The records below need retyping in full; give them again exactly.

## Start Exercise material

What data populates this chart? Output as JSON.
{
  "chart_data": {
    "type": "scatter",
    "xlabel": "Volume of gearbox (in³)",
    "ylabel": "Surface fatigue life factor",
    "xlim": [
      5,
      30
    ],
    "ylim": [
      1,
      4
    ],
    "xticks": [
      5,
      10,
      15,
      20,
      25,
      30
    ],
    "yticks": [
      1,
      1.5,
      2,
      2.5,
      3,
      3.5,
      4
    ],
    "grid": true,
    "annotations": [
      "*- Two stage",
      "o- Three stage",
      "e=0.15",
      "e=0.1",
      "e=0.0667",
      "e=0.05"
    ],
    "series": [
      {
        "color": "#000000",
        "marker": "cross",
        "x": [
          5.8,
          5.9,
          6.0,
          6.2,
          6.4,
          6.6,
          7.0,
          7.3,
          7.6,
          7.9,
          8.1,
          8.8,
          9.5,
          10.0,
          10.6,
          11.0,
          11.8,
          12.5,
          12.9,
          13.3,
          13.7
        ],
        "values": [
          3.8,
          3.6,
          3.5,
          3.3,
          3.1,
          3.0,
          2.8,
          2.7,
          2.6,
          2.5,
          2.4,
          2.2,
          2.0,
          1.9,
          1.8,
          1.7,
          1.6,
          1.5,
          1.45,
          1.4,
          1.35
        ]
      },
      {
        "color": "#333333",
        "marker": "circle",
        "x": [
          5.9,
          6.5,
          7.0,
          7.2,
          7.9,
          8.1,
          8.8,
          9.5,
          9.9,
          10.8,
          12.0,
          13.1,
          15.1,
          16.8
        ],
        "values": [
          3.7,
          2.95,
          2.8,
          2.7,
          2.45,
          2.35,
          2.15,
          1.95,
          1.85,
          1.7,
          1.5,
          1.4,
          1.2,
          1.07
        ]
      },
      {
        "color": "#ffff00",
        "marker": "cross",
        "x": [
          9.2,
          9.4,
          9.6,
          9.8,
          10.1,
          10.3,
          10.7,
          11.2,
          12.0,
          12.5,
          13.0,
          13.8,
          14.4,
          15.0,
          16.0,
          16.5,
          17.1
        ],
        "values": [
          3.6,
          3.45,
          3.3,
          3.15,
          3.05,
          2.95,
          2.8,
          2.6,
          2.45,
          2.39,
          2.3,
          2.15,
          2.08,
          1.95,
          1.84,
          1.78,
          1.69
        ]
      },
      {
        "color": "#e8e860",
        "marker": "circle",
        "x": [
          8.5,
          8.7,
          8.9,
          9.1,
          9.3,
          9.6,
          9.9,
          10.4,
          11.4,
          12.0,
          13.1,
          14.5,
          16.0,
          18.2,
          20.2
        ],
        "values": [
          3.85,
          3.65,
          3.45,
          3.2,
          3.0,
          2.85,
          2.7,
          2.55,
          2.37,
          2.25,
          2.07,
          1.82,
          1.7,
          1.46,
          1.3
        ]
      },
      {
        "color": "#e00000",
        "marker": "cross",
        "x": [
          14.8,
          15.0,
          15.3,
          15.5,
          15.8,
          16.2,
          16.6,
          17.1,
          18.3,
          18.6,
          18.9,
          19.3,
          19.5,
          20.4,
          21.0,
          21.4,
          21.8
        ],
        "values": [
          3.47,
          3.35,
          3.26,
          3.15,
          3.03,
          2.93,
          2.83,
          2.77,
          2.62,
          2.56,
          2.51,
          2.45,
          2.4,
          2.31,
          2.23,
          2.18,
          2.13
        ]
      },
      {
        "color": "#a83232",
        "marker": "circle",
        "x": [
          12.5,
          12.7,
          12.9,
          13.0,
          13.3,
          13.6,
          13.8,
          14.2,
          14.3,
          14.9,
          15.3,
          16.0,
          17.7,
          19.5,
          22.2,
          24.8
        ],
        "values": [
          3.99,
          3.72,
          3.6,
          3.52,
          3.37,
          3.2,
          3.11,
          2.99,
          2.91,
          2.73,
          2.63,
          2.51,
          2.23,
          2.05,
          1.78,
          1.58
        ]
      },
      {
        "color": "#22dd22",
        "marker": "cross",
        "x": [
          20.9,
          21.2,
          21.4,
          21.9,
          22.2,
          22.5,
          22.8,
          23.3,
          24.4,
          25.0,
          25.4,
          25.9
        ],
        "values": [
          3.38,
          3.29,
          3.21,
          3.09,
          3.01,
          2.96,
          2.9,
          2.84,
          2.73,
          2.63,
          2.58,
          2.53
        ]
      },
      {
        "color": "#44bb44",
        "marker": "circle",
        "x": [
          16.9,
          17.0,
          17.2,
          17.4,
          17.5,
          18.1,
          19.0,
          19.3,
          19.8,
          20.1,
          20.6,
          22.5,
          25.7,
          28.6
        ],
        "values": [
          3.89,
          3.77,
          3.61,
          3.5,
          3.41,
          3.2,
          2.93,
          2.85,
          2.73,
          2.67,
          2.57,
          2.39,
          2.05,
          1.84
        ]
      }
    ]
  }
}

## End Exercise material

• _The result_
What data populates this chart? Output as JSON.
{
  "chart_data": {
    "type": "scatter",
    "xlabel": "Volume of gearbox (in³)",
    "ylabel": "Surface fatigue life factor",
    "xlim": [
      5,
      30
    ],
    "ylim": [
      1,
      4
    ],
    "xticks": [
      5,
      10,
      15,
      20,
      25,
      30
    ],
    "yticks": [
      1,
      1.5,
      2,
      2.5,
      3,
      3.5,
      4
    ],
    "grid": true,
    "annotations": [
      "*- Two stage",
      "o- Three stage",
      "e=0.15",
      "e=0.1",
      "e=0.0667",
      "e=0.05"
    ],
    "series": [
      {
        "color": "#000000",
        "marker": "cross",
        "x": [
          5.8,
          5.9,
          6.0,
          6.2,
          6.4,
          6.6,
          7.0,
          7.3,
          7.6,
          7.9,
          8.1,
          8.8,
          9.5,
          10.0,
          10.6,
          11.0,
          11.8,
          12.5,
          12.9,
          13.3,
          13.7
        ],
        "values": [
          3.8,
          3.6,
          3.5,
          3.3,
          3.1,
          3.0,
          2.8,
          2.7,
          2.6,
          2.5,
          2.4,
          2.2,
          2.0,
          1.9,
          1.8,
          1.7,
          1.6,
          1.5,
          1.45,
          1.4,
          1.35
        ]
      },
      {
        "color": "#333333",
        "marker": "circle",
        "x": [
          5.9,
          6.5,
          7.0,
          7.2,
          7.9,
          8.1,
          8.8,
          9.5,
          9.9,
          10.8,
          12.0,
          13.1,
          15.1,
          16.8
        ],
        "values": [
          3.7,
          2.95,
          2.8,
          2.7,
          2.45,
          2.35,
          2.15,
          1.95,
          1.85,
          1.7,
          1.5,
          1.4,
          1.2,
          1.07
        ]
      },
      {
        "color": "#ffff00",
        "marker": "cross",
        "x": [
          9.2,
          9.4,
          9.6,
          9.8,
          10.1,
          10.3,
          10.7,
          11.2,
          12.0,
          12.5,
          13.0,
          13.8,
          14.4,
          15.0,
          16.0,
          16.5,
          17.1
        ],
        "values": [
          3.6,
          3.45,
          3.3,
          3.15,
          3.05,
          2.95,
          2.8,
          2.6,
          2.45,
          2.39,
          2.3,
          2.15,
          2.08,
          1.95,
          1.84,
          1.78,
          1.69
        ]
      },
      {
        "color": "#e8e860",
        "marker": "circle",
        "x": [
          8.5,
          8.7,
          8.9,
          9.1,
          9.3,
          9.6,
          9.9,
          10.4,
          11.4,
          12.0,
          13.1,
          14.5,
          16.0,
          18.2,
          20.2
        ],
        "values": [
          3.85,
          3.65,
          3.45,
          3.2,
          3.0,
          2.85,
          2.7,
          2.55,
          2.37,
          2.25,
          2.07,
          1.82,
          1.7,
          1.46,
          1.3
        ]
      },
      {
        "color": "#e00000",
        "marker": "cross",
        "x": [
          14.8,
          15.0,
          15.3,
          15.5,
          15.8,
          16.2,
          16.6,
          17.1,
          18.3,
          18.6,
          18.9,
          19.3,
          19.5,
          20.4,
          21.0,
          21.4,
          21.8
        ],
        "values": [
          3.47,
          3.35,
          3.26,
          3.15,
          3.03,
          2.93,
          2.83,
          2.77,
          2.62,
          2.56,
          2.51,
          2.45,
          2.4,
          2.31,
          2.23,
          2.18,
          2.13
        ]
      },
      {
        "color": "#a83232",
        "marker": "circle",
        "x": [
          12.5,
          12.7,
          12.9,
          13.0,
          13.3,
          13.6,
          13.8,
          14.2,
          14.3,
          14.9,
          15.3,
          16.0,
          17.7,
          19.5,
          22.2,
          24.8
        ],
        "values": [
          3.99,
          3.72,
          3.6,
          3.52,
          3.37,
          3.2,
          3.11,
          2.99,
          2.91,
          2.73,
          2.63,
          2.51,
          2.23,
          2.05,
          1.78,
          1.58
        ]
      },
      {
        "color": "#22dd22",
        "marker": "cross",
        "x": [
          20.9,
          21.2,
          21.4,
          21.9,
          22.2,
          22.5,
          22.8,
          23.3,
          24.4,
          25.0,
          25.4,
          25.9
        ],
        "values": [
          3.38,
          3.29,
          3.21,
          3.09,
          3.01,
          2.96,
          2.9,
          2.84,
          2.73,
          2.63,
          2.58,
          2.53
        ]
      },
      {
        "color": "#44bb44",
        "marker": "circle",
        "x": [
          16.9,
          17.0,
          17.2,
          17.4,
          17.5,
          18.1,
          19.0,
          19.3,
          19.8,
          20.1,
          20.6,
          22.5,
          25.7,
          28.6
        ],
        "values": [
          3.89,
          3.77,
          3.61,
          3.5,
          3.41,
          3.2,
          2.93,
          2.85,
          2.73,
          2.67,
          2.57,
          2.39,
          2.05,
          1.84
        ]
      }
    ]
  }
}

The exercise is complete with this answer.